— Start Information given —
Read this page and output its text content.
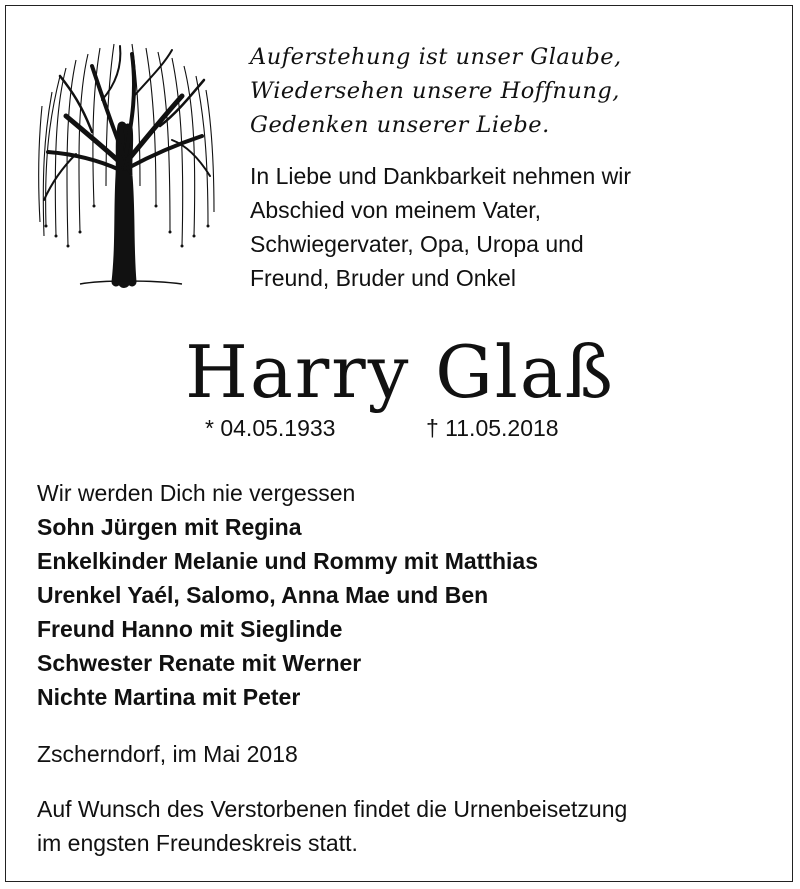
Auferstehung ist unser Glaube,
Wiedersehen unsere Hoffnung,
Gedenken unserer Liebe.
In Liebe und Dankbarkeit nehmen wir
Abschied von meinem Vater,
Schwiegervater, Opa, Uropa und
Freund, Bruder und Onkel
Harry Glaß
* 04.05.1933	† 11.05.2018
Wir werden Dich nie vergessen
Sohn Jürgen mit Regina
Enkelkinder Melanie und Rommy mit Matthias
Urenkel Yaél, Salomo, Anna Mae und Ben
Freund Hanno mit Sieglinde
Schwester Renate mit Werner
Nichte Martina mit Peter
Zscherndorf, im Mai 2018
Auf Wunsch des Verstorbenen findet die Urnenbeisetzung
im engsten Freundeskreis statt.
— End Information given —
## What to work on
Repeat each record exactly, with the pictures left out.

## Result for this exercise
Read this page and output its text content.
Auferstehung ist unser Glaube,
Wiedersehen unsere Hoffnung,
Gedenken unserer Liebe.
In Liebe und Dankbarkeit nehmen wir
Abschied von meinem Vater,
Schwiegervater, Opa, Uropa und
Freund, Bruder und Onkel
Harry Glaß
* 04.05.1933	† 11.05.2018
Wir werden Dich nie vergessen
Sohn Jürgen mit Regina
Enkelkinder Melanie und Rommy mit Matthias
Urenkel Yaél, Salomo, Anna Mae und Ben
Freund Hanno mit Sieglinde
Schwester Renate mit Werner
Nichte Martina mit Peter
Zscherndorf, im Mai 2018
Auf Wunsch des Verstorbenen findet die Urnenbeisetzung
im engsten Freundeskreis statt.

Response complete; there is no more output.